------ SELECTION ------

The wife said she did not think the children understood what was involved in joint residence. She said she thought that their life would become fragmented. To Ms Slattery she expressed it by the rhetorical question "Where is home". My assessment of the wife is that she does genuinely believe that joint residence would not be in the children's best interests for the reason she gives. She has other reasons for opposing joint residence. One is financial because the child support she receives would be reduced but her expenses will not decrease by an equivalent amount. Nevertheless, I consider that she does have the best interests of the children at heart and would support a change in living arrangements if she thought it would work.
I think it is likely that the children's desire to spend more time with their father will be met as they get older. While the wife stopped the Thursday night contact in 2001, she has not opposed contact extending beyond the designated finishing hour, particularly on Saturdays. If, as the children get older, and therefore more assertive in what they desire, and they say they want more time with their father, my assessment of the wife is that she will not stand in their way in spending more time with their father. If this occurs the children’s wishes will be met without the potential disruption of a rigid imposed sharing of residence and care.
The nature of the relationship with the parents
As described by Ms Slattery, the children have a warm and close relationship with each parent. Both parents acknowledge that this is the case.
The likely effect of any change in circumstances
A change to joint residence means a change from a single primary carer to joint primary carers. The wife has been the sole primary carer for the last three years, since separation. The children have significant contact with the husband. They are prospering in the current arrangement. The only difficulty is N is having some problems with school work, but that is being addressed and is not related to any conflict in the relationship between her parents. The husband's contact with the children has been in the context of weekend contact. In particular, his contact with C has involved his sporting activities at weekends and Tae Kwon Do during the week. This type of contact will be halved if there is joint residency. This may not be to either C’s liking or the husband's liking. N showed some understanding of the change when she said to Ms Slattery that it would be strange at first of having the husband take her to school. If the parents cannot resolve their communication problems so as to make shared residency workable, the likely effect of the change in circumstances would be detrimental to the children. It is unlikely that the parents can resolve their communication problems. It is undesirable for the children that their parents should be attempting to resolve their communication problems in the context of a significant change in the children's living arrangements.

------ RECORD SET ------

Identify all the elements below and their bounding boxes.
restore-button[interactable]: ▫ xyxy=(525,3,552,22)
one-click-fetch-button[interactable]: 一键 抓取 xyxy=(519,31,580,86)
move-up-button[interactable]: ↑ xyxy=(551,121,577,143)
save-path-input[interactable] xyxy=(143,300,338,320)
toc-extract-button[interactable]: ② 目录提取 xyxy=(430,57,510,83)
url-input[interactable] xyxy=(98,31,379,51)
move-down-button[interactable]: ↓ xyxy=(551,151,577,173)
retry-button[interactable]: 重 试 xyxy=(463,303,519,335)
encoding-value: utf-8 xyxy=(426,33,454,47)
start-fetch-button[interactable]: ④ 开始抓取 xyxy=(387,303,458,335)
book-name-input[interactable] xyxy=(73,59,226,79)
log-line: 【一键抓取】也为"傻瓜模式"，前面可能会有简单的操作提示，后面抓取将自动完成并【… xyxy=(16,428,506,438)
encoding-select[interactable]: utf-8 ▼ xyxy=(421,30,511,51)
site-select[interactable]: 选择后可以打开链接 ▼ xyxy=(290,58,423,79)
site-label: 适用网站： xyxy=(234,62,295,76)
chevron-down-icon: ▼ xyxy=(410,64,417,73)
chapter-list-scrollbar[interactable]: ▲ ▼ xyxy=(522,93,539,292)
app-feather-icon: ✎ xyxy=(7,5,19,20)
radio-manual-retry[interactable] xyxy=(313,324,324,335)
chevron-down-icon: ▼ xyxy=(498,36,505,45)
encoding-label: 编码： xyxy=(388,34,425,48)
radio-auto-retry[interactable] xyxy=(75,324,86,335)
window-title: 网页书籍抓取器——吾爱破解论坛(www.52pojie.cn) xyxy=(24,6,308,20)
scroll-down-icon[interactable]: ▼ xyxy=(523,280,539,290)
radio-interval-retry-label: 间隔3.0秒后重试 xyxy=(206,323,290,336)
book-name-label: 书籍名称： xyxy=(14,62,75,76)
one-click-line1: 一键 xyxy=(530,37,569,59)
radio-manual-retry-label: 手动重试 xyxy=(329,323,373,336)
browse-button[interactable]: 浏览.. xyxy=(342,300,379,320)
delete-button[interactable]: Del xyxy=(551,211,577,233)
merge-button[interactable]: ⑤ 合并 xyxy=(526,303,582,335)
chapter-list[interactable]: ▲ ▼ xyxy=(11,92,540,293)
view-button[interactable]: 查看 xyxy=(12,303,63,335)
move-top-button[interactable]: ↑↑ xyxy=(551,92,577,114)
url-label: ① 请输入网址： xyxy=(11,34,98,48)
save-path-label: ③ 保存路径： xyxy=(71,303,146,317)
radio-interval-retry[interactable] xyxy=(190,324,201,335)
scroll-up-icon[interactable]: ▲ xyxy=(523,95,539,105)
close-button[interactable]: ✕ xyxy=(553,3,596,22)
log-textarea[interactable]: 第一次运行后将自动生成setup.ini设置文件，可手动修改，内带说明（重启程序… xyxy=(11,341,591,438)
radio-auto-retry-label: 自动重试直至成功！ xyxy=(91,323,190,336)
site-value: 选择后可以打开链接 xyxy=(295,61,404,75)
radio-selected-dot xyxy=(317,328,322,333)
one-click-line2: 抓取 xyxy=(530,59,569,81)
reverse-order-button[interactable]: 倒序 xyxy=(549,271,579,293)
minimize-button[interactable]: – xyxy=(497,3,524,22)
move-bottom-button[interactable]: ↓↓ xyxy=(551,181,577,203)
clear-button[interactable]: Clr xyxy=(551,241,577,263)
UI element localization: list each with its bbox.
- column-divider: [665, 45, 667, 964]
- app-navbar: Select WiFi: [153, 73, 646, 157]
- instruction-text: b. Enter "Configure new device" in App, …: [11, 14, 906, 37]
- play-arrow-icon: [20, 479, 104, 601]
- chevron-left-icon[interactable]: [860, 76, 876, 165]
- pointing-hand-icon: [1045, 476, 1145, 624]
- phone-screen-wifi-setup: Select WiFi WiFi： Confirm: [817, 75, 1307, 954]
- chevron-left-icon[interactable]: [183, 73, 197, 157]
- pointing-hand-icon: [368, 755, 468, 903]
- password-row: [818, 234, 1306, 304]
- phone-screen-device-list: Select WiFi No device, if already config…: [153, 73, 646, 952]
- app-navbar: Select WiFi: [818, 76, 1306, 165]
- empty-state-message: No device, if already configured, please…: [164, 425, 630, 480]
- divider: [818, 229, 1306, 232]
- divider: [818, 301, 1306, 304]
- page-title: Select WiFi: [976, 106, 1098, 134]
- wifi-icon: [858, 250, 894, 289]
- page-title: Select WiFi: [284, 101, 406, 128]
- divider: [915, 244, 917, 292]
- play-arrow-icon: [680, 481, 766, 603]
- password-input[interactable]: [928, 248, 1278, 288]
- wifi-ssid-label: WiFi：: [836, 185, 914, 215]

------

*REQUIRED TASK 1*:
According to the judgment excerpt, how long has the wife been the sole primary carer?
*REQUIRED TASK 2*:
List every person the judgment excerpt refers to by name or by initial.
Rely solely on the judgment excerpt when responding.

*CORRECT ANSWER 1*:
She has been the sole primary carer for the last three years, since separation.

*CORRECT ANSWER 2*:
Ms Slattery, N, C